━━━ TEXT EXTRACT ━━━

Ocean Conversation with

E.R.B.

Space

E.’s kitchen, which is also the living room. The place is familiar to me as I also spent some time living in this apartment. Most walls are dark red; only the wall with the windows towards the street is dark beige. There is a small balcony. The kitchen is positioned against one of the walls of the room. It has wooden cupboards and colorful small tiles. We sit at the big round wooden table and have the conversation while having some snacks.

Voice

E.’s voice is quite distinct. It is low and warm. When speaking English she has a Spanish accent. It is quite expressive and engaged, following her changes in mood and enthusiasm by variations in volume and coloring.

M.M. What’s your relationship to the ocean?

E.R.B. My relationship to the ocean has changed. It is now a strange and weird relationship.

I used to perceive it as something related to pleasure and joy – to freedom. It was “nature” and I always associated (good, positive feelings) with it. Living in Greece was my first
encounter with it → like a big discovery of this sensation of nature + of freedom. I was living in Volos at the time + I was travelling all along the coast. At the time, I had never thought about what the ocean really means or is. I had never feared it.

We are not meant to be in the ocean. It is an alien medium for us. We cannot exist there. To be able to be there we have to be able to swim or we have to use something that is external to our bodies. Going to the ocean is like going to the moon.

Since last summer, after the accident, I’ve been very afraid to go into the sea. After the accident, I went to the sea (in Spain). This was not as traumatic as I had imagined it to be, because I was well accompanied. I was with someone who I trust very much + also because I don’t have any memory of the accident. But now I cannot swim far away from the shore anymore.

Even though I don’t have any conscious memory of the event, my body remembers. Because if you are not conscious, when you’re in the water you cannot do anything to survive.

It’s a very vulnerable position to be in. It’s a feeling of falling in the water + not being able to get out. You feel that you are surrounded by water + that you are just falling. You cannot do anything about it. You’re a dead body, so to speak.

If there wouldn’t have been people there with me when it happened, I wouldn’t have survived. If you are alone and something like this happens to you, you have less of a chance at surviving. That is why you need to approach the ocean accompanied. Otherwise, you can feel the loneliness and this feeling is very strong, I had never experienced it before like this.

M.M. Can this not happen anywhere?

E.R.B. Yes. But it has something to do with breathing. You cannot breathe. Breathing is the main condition that we need to survive.

→ On the one hand, we are made of water. → But then water can also kill you in this sense, if it blocks your lungs and you cannot breathe.

M.M. So would you say that you experienced a transformation of what this element meant to you? Did it turn from good to bad?

━━━

## WORK TO DO
#1 In the ocean conversation, which town was E.R.B. living in at the time of her first encounter with the sea?
#2 Using the ocean conversation, explain why going to the sea in Spain after the accident was less traumatic for E.R.B. than she had imagined.
#3 Write a continuation of the ocean conversation that picks up after its final line.

━━━ DATASET EXCERPTS ━━━

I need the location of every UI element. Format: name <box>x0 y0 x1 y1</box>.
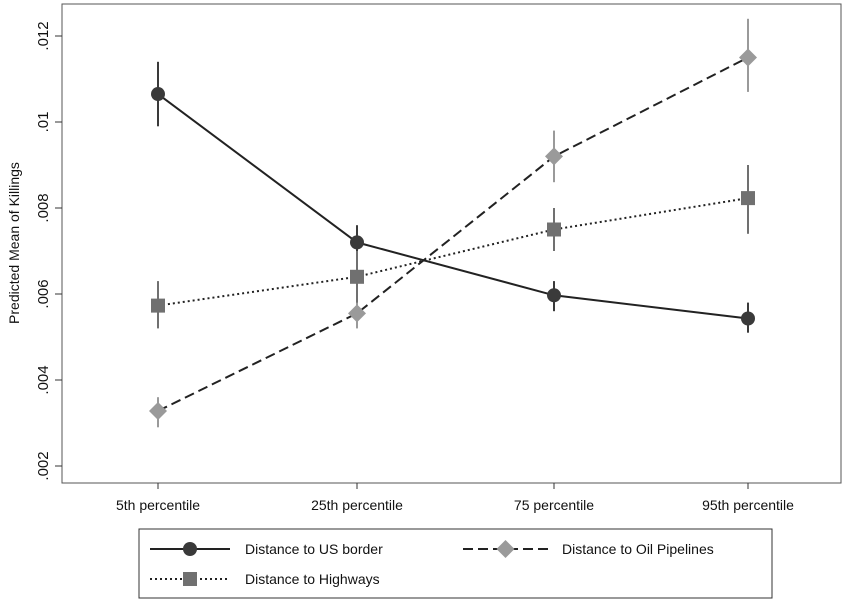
series-line <box>157 56 749 412</box>
x-tick-label: 75 percentile <box>514 497 594 513</box>
plot-frame <box>61 3 842 484</box>
y-axis-label: Predicted Mean of Killings <box>6 162 22 324</box>
legend-item: Distance to Highways <box>150 571 380 587</box>
legend-item: Distance to US border <box>150 541 383 557</box>
y-tick-label: .004 <box>35 365 52 394</box>
series-1 <box>149 18 757 428</box>
series-layer <box>149 18 757 428</box>
data-point <box>151 298 165 313</box>
legend-marker <box>496 540 515 558</box>
data-point <box>547 288 561 303</box>
data-point <box>545 147 563 166</box>
x-tick-label: 25th percentile <box>311 497 403 513</box>
legend-marker <box>183 572 197 586</box>
y-tick-label: .01 <box>35 112 52 133</box>
legend-label: Distance to Oil Pipelines <box>562 541 714 557</box>
y-axis: .002 .004 .006 .008 .01 .012 <box>35 21 62 481</box>
x-tick-label: 95th percentile <box>702 497 794 513</box>
data-point <box>350 235 364 250</box>
data-point <box>547 222 561 237</box>
data-point <box>350 269 364 284</box>
data-point <box>151 87 165 102</box>
legend-box <box>138 528 773 599</box>
legend-label: Distance to US border <box>245 541 383 557</box>
y-tick-label: .006 <box>35 279 52 308</box>
y-tick-label: .002 <box>35 451 52 480</box>
legend-marker <box>183 542 197 556</box>
data-point <box>741 311 755 326</box>
y-tick-label: .008 <box>35 193 52 222</box>
legend-label: Distance to Highways <box>245 571 380 587</box>
data-point <box>741 191 755 206</box>
data-point <box>739 48 757 67</box>
x-tick-label: 5th percentile <box>116 497 200 513</box>
series-2 <box>151 165 755 329</box>
data-point <box>149 401 167 420</box>
legend: Distance to US border Distance to Oil Pip… <box>138 528 773 599</box>
series-line <box>157 197 749 307</box>
legend-item: Distance to Oil Pipelines <box>463 540 714 558</box>
series-line <box>157 93 749 320</box>
y-tick-label: .012 <box>35 21 52 50</box>
x-axis: 5th percentile 25th percentile 75 percenti… <box>116 483 794 513</box>
data-point <box>348 304 366 323</box>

━━━

## RESULTS OF THE EXERCISE
#1 Volos, in Greece.

#2 She was well accompanied, by someone she trusts very much. Also, she has no memory of the accident.

#3
E.R.B. Not really. Only my idealized, superficial image of what the ocean is disappeared.
What appeared was more of a feeling of being so small in that vastness.

Before I had only seen movies → about survivors. But I had never before felt it in my body – the experience of drowning. →Even though this experience didn’t involve extreme conditions – actually we were very close to the shore and the waters were calm, but that feeling remained.

→ I guess this experience made me feel empathy for people crossing the sea to come to Europe. It made me understand that the ocean is not a kind entity if you are not well prepared for it. If you fall from the boat in the middle of nowhere you are probably going to die there. Now that I know this I can empathize more with other perspectives on this.

I wonder sometimes if the fact that the ocean is so unknown makes us not take care of it. We treat it as if it were a hole. Where you can throw all the trash. I read somewhere – I don’t remember exactly where – that the ocean is known less than the moon.

This movie with Kevin Costner comes to my mind: Waterworld – do you know it? It’s a very bad movie. But it describes this vastness that the ocean has quite well. It presents this apocalyptic scenario where the planet is only water and has covered all the earth…

M.M. Yes, and soil becomes more like gold.

E.R.B. The ocean is in all the apocalyptic movies + fears.

M.M. Is there a specific element of the ocean that you find particularly relevant?

E.R.B. Salt water as I experience it in relation to my body. I want to focus on 3 main things: First, the fact that you cannot drink it. And when you do drink it by accident, you choke. Also, you cannot really drink it because when you do, it makes you thirstier than before you drank it. So you will dehydrate at the end of the process.

There is a paradox inherent in the combination → of salt + water: they have the opposite effect on the human body. But salt water also enables floating.

M.M. It also hurts your eyes.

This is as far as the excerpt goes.